**** Information supplied ****
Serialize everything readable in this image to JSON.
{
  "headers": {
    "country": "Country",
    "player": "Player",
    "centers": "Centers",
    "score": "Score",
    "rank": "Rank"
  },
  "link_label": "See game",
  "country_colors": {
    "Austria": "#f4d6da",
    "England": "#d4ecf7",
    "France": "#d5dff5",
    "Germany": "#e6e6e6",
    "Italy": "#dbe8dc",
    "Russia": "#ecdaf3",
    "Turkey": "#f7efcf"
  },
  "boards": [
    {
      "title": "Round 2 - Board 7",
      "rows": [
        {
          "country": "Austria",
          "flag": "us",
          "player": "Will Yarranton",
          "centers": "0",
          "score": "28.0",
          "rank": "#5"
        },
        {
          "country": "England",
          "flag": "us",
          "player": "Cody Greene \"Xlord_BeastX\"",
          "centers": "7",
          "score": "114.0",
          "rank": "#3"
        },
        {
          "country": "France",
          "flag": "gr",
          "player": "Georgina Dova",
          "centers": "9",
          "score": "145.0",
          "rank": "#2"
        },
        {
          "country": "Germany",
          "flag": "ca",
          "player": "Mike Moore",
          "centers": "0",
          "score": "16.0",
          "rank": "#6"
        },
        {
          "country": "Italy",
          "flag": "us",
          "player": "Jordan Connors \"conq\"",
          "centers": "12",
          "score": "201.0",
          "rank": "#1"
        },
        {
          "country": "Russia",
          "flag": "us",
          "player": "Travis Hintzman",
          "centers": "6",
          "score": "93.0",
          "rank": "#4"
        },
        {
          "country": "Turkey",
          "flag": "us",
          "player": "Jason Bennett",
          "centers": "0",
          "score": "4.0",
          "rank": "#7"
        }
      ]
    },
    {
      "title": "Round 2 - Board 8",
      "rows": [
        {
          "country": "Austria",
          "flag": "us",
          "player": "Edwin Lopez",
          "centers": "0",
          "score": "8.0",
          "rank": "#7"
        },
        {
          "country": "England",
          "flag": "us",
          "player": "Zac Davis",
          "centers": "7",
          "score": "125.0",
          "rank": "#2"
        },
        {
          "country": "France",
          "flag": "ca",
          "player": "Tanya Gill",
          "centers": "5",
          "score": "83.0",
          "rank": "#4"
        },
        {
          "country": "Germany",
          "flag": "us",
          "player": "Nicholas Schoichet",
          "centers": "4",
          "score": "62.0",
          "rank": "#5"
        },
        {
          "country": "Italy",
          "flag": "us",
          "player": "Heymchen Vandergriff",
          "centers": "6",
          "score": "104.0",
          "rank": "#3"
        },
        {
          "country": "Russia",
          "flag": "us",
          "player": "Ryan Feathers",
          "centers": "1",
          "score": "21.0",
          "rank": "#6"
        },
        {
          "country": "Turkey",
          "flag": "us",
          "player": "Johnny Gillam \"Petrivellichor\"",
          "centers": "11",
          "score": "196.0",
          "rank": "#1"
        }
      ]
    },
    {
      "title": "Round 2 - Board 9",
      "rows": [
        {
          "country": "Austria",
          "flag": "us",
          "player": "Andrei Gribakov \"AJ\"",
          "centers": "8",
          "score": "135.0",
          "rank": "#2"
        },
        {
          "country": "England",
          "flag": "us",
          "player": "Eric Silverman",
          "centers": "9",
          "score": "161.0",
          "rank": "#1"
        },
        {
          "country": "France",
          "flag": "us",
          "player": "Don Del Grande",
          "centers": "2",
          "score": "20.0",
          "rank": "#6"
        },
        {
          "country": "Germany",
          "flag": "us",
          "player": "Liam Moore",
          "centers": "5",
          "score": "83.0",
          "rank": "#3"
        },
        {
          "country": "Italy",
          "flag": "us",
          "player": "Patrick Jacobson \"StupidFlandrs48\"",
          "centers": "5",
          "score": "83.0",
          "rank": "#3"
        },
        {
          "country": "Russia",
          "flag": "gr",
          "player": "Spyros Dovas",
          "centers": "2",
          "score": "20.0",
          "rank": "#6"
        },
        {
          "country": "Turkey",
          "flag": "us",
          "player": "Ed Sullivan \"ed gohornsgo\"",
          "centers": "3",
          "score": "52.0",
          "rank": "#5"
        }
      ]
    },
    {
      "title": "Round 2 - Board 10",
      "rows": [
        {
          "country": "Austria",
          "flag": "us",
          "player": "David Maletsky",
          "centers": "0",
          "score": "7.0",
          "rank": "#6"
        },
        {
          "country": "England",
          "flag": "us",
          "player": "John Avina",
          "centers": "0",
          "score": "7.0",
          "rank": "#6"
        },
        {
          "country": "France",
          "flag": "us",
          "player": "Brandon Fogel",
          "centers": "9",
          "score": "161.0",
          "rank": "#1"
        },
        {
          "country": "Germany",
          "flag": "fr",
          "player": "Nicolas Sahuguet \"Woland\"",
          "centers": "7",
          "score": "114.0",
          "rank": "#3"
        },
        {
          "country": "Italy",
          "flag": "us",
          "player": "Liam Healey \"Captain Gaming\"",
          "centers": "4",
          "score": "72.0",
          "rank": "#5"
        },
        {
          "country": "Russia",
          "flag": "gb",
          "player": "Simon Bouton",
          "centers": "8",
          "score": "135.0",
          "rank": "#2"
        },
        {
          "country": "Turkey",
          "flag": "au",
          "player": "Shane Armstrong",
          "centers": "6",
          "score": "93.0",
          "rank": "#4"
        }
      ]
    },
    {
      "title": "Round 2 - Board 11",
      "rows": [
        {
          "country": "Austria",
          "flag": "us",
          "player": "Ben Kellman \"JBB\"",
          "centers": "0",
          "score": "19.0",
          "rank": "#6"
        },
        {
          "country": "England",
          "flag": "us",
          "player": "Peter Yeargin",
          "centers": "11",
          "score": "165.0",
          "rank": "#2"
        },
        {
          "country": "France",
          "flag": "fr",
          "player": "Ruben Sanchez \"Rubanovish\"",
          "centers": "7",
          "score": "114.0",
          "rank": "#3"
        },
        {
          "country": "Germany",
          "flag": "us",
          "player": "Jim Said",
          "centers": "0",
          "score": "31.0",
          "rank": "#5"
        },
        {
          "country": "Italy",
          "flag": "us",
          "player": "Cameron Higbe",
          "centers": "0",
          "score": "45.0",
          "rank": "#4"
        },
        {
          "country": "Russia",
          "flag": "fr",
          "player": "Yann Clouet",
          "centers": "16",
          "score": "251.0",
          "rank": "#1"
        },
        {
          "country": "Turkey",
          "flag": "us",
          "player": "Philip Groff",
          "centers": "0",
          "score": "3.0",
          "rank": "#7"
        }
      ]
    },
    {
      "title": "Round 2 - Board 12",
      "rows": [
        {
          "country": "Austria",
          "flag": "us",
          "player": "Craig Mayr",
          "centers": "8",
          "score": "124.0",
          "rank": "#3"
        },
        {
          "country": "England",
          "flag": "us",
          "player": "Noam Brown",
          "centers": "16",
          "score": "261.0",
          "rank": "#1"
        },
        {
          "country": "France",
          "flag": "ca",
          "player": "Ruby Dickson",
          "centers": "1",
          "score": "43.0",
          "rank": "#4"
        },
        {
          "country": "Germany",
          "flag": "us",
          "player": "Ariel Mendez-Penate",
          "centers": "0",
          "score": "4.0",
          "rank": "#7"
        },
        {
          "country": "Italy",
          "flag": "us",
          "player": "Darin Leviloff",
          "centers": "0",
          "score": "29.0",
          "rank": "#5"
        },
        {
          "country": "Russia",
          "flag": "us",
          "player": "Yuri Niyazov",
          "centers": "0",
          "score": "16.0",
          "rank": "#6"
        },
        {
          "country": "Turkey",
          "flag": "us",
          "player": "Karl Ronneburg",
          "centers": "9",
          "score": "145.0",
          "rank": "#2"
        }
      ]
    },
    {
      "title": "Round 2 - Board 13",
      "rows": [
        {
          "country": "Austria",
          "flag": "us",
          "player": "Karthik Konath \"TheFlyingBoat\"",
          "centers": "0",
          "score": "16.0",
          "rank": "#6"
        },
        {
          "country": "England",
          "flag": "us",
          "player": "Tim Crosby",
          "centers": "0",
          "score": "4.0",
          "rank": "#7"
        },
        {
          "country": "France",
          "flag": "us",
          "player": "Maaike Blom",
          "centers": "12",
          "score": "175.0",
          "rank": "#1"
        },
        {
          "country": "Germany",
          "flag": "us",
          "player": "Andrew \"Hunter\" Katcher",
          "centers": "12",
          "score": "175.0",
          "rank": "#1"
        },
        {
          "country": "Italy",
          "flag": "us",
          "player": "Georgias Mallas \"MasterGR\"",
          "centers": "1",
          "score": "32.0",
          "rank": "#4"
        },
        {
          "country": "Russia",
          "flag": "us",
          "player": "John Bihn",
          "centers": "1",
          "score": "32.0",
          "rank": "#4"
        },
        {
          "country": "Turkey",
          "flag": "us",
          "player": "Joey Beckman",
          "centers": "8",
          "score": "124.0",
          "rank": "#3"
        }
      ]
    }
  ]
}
****
### Given request
Copy every line in the listing above where the string "Round" turns up.

### Task solution
      "title": "Round 2 - Board 7",
      "title": "Round 2 - Board 8",
      "title": "Round 2 - Board 9",
      "title": "Round 2 - Board 10",
      "title": "Round 2 - Board 11",
      "title": "Round 2 - Board 12",
      "title": "Round 2 - Board 13",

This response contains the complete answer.